↓
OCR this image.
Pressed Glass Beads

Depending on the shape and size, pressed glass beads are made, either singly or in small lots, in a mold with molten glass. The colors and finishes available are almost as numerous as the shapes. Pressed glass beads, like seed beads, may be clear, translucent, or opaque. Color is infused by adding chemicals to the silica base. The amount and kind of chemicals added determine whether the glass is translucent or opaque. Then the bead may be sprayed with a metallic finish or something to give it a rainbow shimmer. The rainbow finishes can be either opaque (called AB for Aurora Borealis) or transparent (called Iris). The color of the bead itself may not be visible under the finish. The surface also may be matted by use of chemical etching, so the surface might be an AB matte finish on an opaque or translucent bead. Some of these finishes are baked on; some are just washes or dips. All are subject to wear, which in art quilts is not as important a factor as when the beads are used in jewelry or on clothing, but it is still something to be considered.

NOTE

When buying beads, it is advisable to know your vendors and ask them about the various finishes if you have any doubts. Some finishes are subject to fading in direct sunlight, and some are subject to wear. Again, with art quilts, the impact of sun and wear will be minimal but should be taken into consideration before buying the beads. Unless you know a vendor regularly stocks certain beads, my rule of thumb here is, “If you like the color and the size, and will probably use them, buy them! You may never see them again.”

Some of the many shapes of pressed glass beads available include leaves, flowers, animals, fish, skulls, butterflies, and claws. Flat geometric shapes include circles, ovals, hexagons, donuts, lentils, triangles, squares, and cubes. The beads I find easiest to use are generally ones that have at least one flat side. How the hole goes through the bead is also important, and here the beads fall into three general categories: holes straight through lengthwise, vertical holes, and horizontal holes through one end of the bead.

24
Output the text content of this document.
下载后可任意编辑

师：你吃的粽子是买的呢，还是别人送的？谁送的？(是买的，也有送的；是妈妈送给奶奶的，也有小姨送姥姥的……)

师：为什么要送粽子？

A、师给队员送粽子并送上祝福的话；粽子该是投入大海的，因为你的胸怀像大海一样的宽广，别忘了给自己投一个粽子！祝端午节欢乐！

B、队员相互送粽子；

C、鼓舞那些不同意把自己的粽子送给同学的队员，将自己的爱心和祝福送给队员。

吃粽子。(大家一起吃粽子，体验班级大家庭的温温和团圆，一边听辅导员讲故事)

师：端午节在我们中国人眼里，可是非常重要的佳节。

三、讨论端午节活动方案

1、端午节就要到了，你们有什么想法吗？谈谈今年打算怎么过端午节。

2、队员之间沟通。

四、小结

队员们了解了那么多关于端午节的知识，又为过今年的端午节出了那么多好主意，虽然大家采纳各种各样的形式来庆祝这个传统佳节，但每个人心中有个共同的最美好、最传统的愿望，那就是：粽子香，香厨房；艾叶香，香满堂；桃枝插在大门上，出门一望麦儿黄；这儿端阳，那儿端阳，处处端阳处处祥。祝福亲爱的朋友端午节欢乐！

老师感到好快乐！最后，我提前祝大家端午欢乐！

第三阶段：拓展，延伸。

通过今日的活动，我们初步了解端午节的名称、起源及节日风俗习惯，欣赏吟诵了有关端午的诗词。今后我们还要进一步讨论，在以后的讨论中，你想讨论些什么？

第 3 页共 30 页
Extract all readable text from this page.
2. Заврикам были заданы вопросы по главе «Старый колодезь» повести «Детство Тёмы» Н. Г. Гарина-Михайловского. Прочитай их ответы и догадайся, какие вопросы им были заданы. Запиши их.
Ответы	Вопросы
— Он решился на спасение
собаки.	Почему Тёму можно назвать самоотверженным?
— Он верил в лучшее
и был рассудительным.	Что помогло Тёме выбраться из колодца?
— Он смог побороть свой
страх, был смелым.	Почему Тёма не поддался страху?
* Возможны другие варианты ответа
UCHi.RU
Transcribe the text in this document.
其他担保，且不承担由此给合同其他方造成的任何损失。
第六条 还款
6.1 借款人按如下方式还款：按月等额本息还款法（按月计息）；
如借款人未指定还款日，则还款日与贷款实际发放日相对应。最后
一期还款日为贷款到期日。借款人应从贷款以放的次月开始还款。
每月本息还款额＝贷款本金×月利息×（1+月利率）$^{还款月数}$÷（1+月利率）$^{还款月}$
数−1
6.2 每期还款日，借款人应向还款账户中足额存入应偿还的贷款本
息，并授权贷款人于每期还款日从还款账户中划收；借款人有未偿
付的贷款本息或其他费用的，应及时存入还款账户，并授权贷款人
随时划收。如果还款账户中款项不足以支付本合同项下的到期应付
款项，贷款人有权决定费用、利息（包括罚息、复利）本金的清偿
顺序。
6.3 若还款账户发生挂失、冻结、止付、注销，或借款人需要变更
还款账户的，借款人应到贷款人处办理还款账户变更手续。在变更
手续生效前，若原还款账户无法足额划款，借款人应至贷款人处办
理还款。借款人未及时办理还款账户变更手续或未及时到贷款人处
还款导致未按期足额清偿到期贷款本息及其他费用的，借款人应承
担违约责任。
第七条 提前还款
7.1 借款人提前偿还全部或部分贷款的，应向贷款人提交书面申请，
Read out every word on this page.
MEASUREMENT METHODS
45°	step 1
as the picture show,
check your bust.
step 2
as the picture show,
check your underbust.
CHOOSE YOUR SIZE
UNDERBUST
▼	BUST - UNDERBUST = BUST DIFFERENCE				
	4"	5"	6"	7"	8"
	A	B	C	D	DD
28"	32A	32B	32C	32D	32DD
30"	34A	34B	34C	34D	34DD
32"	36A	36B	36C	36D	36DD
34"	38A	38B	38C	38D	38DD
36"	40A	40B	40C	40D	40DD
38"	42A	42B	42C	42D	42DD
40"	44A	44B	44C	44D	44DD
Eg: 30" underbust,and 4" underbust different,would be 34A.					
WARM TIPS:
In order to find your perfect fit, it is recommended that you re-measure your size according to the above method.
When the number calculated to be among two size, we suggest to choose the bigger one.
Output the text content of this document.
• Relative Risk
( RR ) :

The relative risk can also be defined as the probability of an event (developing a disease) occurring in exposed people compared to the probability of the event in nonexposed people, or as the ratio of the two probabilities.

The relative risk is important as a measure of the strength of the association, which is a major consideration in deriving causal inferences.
↑
**SET TASK**
Gather each line that holds "here".

**SOLUTION**
When buying beads, it is advisable to know your vendors and ask them about the various finishes if you have any doubts. Some finishes are subject to fading in direct sunlight, and some are subject to wear. Again, with art quilts, the impact of sun and wear will be minimal but should be taken into consideration before buying the beads. Unless you know a vendor regularly stocks certain beads, my rule of thumb here is, “If you like the color and the size, and will probably use them, buy them! You may never see them again.”
Some of the many shapes of pressed glass beads available include leaves, flowers, animals, fish, skulls, butterflies, and claws. Flat geometric shapes include circles, ovals, hexagons, donuts, lentils, triangles, squares, and cubes. The beads I find easiest to use are generally ones that have at least one flat side. How the hole goes through the bead is also important, and here the beads fall into three general categories: holes straight through lengthwise, vertical holes, and horizontal holes through one end of the bead.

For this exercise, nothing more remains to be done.